# WHAT TO PRODUCE:
Extract every line that contains the word "caption".
* START PROVIDED DATA *
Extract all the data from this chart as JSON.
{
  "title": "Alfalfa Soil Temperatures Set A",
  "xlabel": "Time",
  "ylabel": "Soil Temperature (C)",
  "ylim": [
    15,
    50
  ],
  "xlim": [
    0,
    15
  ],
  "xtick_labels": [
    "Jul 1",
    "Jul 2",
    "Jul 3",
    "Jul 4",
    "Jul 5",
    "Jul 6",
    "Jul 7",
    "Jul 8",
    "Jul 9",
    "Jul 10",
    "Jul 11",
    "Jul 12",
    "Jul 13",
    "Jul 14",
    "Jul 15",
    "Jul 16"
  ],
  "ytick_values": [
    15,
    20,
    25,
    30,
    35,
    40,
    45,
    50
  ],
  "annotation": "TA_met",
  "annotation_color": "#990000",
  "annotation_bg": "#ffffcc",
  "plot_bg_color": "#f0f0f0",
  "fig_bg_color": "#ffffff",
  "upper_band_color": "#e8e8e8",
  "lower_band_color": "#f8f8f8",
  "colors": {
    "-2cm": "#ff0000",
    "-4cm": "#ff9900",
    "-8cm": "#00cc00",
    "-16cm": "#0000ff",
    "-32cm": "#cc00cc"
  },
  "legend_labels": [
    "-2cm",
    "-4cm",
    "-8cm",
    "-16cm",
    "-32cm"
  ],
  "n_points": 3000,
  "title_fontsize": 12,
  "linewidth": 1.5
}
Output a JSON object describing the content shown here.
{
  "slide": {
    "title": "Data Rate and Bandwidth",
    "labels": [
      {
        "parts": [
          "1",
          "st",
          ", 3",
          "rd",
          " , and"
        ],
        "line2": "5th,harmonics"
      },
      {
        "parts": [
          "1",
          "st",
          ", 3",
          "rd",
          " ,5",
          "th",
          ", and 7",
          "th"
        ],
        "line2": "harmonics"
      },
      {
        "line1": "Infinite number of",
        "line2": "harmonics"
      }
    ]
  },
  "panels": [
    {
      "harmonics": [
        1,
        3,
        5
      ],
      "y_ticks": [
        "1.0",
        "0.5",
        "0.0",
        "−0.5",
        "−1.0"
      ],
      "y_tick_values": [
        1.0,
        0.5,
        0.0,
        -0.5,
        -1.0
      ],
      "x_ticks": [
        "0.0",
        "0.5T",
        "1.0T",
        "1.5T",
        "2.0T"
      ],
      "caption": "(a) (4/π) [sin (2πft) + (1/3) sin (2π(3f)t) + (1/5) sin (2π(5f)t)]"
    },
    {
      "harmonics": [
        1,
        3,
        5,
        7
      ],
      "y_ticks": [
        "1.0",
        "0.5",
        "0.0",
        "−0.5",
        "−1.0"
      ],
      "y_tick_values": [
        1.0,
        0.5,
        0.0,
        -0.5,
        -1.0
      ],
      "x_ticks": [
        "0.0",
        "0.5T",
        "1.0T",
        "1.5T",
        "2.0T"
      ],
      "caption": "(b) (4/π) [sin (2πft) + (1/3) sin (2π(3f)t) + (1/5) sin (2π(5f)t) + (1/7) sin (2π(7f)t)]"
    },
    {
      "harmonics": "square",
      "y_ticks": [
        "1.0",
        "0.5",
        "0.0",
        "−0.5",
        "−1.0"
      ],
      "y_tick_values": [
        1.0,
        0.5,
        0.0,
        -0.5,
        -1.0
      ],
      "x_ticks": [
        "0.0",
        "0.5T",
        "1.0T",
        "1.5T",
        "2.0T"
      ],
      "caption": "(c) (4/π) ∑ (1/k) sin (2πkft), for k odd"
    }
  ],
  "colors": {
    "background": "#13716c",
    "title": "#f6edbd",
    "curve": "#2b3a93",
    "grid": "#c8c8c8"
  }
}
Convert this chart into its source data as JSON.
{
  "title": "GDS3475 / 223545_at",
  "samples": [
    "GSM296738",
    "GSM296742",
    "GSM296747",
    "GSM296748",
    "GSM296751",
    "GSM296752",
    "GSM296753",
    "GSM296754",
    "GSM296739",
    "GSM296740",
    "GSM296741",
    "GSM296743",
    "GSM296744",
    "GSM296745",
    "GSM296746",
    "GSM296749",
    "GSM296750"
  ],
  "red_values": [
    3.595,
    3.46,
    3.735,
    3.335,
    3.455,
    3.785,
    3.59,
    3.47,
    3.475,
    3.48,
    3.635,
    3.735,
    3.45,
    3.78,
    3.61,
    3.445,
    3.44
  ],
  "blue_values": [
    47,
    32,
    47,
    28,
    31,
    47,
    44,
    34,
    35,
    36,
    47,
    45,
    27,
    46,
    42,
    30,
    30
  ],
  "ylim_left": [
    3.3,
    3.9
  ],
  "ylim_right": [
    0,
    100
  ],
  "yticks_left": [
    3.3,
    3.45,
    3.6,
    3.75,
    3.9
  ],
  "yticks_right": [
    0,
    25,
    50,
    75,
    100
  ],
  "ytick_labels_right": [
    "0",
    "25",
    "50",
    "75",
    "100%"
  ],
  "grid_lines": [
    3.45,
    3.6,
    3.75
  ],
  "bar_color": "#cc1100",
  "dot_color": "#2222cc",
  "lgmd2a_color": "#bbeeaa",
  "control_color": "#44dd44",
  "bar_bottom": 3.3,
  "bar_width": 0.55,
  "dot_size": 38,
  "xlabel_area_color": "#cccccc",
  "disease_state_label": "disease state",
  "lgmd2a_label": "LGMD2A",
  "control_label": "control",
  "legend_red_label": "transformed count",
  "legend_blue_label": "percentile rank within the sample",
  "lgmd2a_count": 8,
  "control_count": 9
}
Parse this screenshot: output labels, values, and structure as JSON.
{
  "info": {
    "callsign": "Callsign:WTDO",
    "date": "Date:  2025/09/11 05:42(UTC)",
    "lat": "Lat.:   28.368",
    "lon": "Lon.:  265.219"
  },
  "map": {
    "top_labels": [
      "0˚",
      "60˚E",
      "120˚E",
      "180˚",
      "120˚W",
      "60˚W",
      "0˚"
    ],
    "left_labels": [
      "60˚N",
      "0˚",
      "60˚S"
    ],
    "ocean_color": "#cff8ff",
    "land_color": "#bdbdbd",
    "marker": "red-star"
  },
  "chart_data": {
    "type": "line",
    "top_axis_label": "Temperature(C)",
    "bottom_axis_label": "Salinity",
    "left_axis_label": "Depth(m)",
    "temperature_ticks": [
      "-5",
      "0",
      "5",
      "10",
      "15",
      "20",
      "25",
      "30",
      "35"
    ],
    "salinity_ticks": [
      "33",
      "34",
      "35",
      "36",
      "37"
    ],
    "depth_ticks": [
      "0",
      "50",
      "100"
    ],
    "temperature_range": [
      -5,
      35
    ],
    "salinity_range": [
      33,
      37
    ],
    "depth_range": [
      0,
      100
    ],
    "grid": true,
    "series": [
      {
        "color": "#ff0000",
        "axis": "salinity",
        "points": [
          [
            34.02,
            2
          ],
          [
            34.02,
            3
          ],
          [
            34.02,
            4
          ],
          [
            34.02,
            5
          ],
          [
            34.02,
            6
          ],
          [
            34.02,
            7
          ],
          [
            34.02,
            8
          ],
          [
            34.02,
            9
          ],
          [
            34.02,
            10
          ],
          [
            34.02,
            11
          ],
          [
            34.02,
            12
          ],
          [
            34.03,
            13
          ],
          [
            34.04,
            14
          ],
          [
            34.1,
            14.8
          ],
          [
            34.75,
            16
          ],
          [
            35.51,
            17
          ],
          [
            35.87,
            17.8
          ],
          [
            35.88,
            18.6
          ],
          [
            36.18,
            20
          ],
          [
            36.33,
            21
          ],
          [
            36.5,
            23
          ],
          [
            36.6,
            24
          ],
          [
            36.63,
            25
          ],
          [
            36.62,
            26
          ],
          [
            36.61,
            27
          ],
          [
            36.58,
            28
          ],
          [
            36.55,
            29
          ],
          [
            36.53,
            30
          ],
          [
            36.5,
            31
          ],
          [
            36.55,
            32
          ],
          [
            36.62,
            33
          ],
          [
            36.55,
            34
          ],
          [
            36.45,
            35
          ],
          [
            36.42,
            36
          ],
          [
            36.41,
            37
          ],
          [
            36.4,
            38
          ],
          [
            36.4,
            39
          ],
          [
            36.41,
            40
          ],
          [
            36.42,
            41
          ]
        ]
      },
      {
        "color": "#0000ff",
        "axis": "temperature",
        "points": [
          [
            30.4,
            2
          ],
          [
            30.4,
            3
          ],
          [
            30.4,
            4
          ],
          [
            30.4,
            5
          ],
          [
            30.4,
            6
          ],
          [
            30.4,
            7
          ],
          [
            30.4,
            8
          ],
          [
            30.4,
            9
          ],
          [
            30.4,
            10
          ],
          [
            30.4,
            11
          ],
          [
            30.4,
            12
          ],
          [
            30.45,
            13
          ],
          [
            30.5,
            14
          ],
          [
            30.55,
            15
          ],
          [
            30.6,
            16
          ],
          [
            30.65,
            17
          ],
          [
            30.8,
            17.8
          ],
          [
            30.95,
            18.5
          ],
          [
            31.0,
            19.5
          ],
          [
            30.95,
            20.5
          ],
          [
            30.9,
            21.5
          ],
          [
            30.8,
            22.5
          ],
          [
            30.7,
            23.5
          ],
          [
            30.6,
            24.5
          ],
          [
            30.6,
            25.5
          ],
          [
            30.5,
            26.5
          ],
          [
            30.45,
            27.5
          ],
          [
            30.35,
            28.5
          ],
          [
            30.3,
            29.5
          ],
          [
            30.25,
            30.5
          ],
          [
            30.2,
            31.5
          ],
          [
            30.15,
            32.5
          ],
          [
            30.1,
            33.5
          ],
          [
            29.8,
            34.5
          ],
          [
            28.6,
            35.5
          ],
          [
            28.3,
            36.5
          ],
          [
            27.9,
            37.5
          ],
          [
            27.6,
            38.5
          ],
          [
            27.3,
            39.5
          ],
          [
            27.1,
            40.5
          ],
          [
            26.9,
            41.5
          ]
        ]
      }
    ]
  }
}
* END PROVIDED DATA *
# RESPONSE:
      "caption": "(a) (4/π) [sin (2πft) + (1/3) sin (2π(3f)t) + (1/5) sin (2π(5f)t)]"
      "caption": "(b) (4/π) [sin (2πft) + (1/3) sin (2π(3f)t) + (1/5) sin (2π(5f)t) + (1/7) sin (2π(7f)t)]"
      "caption": "(c) (4/π) ∑ (1/k) sin (2πkft), for k odd"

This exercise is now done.